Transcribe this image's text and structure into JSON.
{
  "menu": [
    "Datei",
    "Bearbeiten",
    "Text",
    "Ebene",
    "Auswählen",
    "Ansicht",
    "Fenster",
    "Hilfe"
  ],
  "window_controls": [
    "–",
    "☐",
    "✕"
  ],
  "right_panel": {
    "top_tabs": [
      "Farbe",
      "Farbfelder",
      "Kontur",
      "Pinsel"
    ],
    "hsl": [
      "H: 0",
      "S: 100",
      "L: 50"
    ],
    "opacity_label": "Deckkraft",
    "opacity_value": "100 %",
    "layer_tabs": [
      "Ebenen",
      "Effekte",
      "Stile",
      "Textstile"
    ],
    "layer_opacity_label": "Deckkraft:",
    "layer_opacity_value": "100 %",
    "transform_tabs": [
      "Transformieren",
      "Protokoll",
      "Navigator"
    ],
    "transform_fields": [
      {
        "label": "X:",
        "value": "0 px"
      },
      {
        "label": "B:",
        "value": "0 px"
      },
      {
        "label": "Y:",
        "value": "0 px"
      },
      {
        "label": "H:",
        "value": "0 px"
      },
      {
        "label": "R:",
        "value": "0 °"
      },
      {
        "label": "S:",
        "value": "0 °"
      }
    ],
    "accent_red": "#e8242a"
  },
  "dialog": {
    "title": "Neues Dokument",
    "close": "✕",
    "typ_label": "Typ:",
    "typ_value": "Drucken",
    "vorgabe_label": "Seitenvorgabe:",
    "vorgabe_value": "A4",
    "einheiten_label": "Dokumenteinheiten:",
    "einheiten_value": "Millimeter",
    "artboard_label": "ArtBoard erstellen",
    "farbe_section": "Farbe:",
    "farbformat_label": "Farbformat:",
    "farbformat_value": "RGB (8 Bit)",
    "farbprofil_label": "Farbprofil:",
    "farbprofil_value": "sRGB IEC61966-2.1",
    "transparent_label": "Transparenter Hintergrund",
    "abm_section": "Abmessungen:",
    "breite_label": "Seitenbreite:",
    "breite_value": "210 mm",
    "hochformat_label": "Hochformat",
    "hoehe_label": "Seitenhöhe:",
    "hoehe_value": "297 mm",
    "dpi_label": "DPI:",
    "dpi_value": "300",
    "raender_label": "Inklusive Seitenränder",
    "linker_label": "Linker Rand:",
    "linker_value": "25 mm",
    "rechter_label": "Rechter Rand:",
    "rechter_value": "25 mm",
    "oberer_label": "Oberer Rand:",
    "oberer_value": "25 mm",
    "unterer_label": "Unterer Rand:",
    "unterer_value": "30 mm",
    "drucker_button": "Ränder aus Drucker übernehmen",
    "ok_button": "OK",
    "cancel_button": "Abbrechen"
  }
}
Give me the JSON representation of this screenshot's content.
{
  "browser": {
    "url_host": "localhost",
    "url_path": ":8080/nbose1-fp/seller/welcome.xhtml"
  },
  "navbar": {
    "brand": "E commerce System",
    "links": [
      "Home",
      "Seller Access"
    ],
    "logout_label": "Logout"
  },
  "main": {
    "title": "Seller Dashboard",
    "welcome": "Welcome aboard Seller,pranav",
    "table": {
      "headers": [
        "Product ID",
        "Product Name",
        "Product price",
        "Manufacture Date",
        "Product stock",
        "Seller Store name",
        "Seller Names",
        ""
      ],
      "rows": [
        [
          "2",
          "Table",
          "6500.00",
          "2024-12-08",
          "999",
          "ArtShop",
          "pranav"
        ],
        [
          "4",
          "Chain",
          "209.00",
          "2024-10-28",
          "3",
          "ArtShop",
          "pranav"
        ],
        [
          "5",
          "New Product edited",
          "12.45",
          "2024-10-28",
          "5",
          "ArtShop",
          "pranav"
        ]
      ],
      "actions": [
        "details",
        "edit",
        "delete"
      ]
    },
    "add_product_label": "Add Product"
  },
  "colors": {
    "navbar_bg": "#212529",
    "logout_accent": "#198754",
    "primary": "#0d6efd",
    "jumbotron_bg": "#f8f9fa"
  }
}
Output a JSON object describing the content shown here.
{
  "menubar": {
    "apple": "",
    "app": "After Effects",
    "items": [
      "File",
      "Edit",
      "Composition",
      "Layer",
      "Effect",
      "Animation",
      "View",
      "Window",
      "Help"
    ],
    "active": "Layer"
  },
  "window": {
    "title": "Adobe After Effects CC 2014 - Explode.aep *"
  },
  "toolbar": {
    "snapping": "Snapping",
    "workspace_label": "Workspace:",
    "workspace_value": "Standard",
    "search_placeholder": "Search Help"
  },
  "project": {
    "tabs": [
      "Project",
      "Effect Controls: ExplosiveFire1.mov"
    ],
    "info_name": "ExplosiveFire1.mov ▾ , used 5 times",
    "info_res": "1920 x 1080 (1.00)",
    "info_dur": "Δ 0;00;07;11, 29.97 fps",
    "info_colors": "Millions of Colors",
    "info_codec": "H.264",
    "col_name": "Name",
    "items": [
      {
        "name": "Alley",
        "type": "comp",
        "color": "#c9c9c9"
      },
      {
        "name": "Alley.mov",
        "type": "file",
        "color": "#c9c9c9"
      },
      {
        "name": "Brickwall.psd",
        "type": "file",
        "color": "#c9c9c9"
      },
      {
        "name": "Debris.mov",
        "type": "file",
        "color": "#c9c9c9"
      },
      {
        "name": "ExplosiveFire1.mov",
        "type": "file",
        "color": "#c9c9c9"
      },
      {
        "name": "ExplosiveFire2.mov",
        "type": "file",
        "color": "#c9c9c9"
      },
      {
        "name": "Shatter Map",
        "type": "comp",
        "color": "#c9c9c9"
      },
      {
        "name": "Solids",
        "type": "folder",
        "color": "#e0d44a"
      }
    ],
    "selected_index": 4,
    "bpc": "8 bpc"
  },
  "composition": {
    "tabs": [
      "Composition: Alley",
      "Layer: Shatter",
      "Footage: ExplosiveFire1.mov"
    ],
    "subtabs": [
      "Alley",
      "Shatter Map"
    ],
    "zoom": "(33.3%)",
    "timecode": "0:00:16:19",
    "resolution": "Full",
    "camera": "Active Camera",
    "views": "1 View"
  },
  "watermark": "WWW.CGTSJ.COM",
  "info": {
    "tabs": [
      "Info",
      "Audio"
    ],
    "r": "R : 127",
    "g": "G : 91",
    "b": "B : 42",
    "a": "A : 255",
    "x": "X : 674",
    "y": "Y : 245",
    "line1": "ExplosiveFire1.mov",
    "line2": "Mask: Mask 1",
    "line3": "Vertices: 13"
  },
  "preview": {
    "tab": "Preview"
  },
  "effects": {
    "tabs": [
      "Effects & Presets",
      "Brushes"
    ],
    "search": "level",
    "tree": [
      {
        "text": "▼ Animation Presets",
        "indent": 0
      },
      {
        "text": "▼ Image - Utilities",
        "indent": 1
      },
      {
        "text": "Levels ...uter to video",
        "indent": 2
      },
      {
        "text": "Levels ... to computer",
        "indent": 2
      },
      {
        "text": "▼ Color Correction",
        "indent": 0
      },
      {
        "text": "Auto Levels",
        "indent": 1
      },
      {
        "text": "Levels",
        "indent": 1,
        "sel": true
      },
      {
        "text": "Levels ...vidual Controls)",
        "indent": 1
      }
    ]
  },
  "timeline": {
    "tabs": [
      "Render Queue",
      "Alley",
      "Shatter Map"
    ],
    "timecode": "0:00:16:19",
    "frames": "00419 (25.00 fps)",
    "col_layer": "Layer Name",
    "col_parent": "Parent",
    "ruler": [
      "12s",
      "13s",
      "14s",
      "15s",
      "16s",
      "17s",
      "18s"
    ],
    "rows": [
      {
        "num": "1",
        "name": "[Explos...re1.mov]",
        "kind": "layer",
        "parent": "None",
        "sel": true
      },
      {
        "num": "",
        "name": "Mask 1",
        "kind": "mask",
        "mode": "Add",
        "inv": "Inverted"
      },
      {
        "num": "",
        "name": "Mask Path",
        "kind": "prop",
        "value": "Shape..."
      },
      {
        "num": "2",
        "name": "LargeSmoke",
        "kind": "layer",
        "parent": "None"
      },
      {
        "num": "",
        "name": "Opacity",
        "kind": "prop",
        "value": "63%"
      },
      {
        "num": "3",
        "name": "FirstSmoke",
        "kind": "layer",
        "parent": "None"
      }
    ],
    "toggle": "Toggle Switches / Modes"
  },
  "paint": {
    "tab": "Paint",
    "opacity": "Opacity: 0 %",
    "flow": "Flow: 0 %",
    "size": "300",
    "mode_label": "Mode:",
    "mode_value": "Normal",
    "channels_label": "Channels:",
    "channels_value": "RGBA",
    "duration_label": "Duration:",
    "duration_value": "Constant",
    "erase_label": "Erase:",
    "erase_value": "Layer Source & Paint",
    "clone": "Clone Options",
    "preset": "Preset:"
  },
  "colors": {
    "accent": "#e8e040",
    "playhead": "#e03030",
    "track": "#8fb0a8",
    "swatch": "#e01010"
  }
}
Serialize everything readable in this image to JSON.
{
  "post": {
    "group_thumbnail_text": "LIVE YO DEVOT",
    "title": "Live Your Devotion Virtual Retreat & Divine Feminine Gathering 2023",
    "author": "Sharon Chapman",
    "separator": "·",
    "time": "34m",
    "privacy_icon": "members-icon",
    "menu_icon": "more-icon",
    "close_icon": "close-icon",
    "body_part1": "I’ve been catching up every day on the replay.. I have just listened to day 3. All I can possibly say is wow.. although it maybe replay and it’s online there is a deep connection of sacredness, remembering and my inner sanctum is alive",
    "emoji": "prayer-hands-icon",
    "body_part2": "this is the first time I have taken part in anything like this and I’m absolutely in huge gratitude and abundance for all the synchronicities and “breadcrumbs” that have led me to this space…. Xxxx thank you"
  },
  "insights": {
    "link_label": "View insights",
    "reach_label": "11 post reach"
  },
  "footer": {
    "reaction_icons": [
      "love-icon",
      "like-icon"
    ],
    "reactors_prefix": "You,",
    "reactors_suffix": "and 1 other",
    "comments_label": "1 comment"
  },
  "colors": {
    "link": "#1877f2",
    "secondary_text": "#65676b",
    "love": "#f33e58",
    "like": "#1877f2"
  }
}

=====

> Task prompt
Collect each line holding the string "content".

> Final answer
Give me the JSON representation of this screenshot's content.
Output a JSON object describing the content shown here.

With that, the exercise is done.